Extracted data entries:
──────
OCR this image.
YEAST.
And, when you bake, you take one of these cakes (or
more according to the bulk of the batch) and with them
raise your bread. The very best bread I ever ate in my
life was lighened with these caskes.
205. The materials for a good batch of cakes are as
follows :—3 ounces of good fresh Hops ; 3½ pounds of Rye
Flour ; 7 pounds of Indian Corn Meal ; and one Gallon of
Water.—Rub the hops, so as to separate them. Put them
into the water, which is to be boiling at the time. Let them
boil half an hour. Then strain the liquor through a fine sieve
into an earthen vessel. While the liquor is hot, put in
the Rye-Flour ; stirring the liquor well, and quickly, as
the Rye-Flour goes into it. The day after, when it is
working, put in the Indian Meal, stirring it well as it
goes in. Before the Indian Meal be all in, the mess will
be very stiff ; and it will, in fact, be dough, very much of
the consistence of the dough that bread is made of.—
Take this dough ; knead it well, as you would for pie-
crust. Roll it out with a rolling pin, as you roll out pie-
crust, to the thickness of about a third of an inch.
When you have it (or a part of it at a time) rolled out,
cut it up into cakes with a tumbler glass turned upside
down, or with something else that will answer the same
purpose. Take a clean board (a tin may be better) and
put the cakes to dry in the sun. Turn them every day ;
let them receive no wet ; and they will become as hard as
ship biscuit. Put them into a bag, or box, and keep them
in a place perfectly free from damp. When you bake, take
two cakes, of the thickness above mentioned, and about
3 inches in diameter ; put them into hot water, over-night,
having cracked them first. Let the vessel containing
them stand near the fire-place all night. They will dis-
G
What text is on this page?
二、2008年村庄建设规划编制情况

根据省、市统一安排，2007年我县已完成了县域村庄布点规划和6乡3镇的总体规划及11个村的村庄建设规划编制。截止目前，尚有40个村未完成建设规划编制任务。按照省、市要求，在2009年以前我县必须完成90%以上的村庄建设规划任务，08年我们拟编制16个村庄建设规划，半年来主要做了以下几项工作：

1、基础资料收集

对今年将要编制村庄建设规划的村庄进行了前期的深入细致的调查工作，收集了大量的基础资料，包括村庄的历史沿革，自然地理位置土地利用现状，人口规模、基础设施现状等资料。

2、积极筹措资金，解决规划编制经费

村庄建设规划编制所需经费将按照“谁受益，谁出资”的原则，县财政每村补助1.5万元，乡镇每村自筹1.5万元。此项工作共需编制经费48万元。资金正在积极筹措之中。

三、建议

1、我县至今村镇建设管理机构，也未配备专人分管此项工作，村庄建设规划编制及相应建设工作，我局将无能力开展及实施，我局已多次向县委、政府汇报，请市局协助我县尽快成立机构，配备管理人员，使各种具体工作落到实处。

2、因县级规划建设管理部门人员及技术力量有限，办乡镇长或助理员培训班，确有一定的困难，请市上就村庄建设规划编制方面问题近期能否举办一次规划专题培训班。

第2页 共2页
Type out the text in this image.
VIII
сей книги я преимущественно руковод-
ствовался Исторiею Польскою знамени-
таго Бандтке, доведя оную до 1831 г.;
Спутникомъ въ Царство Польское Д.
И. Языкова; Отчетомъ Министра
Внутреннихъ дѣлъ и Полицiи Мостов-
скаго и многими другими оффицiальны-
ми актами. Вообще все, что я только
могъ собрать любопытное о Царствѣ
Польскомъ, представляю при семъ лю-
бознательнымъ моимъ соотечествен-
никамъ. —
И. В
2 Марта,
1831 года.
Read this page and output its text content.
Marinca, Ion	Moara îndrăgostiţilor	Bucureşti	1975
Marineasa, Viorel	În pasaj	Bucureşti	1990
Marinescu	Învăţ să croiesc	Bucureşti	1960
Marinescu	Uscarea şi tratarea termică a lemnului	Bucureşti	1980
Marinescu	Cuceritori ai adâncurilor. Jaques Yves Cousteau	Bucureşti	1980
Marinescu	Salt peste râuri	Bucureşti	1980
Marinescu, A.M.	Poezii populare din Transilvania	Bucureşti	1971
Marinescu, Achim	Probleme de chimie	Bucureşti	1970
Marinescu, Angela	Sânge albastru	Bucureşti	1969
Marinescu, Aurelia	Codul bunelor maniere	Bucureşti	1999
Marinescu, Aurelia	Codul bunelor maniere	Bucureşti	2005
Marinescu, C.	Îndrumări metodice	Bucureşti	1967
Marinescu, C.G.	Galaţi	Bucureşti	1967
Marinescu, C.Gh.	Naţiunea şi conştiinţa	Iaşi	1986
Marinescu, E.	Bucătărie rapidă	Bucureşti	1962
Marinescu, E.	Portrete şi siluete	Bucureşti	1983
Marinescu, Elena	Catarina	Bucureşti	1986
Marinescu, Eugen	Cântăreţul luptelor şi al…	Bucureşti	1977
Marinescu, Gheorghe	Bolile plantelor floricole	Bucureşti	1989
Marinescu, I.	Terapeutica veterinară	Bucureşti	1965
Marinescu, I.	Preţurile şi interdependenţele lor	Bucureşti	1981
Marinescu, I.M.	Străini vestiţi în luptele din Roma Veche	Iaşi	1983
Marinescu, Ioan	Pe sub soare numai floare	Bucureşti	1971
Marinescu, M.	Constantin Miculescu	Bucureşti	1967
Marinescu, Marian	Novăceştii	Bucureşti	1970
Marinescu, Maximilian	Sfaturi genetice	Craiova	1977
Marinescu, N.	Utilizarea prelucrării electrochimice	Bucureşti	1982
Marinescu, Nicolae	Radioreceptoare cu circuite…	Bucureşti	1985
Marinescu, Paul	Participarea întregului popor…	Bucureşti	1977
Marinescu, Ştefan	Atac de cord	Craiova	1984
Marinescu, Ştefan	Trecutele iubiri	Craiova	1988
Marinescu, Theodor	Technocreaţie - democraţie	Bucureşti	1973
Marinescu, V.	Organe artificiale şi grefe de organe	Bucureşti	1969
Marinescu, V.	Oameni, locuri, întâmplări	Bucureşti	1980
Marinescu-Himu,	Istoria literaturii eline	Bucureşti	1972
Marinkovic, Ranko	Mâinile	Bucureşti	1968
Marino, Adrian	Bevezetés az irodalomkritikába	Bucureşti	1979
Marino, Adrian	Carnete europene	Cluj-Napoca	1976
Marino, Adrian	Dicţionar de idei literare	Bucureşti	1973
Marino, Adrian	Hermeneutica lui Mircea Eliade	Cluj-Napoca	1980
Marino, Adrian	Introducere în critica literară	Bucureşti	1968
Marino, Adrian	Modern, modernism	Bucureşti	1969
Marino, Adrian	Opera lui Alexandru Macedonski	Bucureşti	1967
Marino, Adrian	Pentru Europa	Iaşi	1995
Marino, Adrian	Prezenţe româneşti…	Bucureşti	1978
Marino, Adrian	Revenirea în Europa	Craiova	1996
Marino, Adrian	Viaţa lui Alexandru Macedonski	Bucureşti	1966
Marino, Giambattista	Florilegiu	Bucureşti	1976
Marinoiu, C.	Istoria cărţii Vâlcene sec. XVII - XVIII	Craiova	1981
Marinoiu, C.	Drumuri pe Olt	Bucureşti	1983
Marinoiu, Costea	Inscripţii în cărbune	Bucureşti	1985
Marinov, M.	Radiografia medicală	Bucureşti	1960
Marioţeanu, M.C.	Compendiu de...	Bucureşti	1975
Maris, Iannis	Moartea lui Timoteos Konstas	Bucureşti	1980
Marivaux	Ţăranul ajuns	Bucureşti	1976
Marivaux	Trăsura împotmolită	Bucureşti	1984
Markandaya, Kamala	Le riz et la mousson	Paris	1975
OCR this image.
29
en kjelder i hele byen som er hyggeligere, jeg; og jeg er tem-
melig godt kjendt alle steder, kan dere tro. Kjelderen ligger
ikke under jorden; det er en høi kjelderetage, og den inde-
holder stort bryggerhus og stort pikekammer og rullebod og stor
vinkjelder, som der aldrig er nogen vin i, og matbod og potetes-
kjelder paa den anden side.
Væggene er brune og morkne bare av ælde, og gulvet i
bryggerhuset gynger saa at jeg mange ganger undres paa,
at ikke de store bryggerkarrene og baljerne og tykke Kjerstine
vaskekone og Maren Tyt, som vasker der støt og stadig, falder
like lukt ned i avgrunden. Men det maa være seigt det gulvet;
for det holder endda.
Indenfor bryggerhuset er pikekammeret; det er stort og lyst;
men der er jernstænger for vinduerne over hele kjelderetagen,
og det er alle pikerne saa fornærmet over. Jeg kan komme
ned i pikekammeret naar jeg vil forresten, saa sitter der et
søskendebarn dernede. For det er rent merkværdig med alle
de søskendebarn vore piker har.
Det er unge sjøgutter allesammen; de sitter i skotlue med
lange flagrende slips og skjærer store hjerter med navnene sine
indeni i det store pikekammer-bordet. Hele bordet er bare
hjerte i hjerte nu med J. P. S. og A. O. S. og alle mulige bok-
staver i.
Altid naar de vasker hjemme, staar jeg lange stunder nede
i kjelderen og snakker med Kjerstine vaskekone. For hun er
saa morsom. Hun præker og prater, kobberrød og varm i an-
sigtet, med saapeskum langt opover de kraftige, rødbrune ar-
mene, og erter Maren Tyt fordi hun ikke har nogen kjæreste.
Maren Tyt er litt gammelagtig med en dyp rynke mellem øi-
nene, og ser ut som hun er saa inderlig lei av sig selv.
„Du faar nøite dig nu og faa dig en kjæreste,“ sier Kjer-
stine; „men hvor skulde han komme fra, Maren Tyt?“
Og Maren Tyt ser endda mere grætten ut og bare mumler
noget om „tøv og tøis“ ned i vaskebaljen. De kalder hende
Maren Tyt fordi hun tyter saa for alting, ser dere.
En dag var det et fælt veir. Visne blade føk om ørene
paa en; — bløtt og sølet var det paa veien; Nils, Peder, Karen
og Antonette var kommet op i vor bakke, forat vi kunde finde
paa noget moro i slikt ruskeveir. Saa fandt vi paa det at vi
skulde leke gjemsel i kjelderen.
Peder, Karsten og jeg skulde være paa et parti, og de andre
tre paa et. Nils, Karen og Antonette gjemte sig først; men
──────
GIVEN INSTRUCTION
Report every line containing the word "bread" from the listing above.

RESULT OF THIS EXERCISE
raise your bread. The very best bread I ever ate in my
the consistence of the dough that bread is made of.—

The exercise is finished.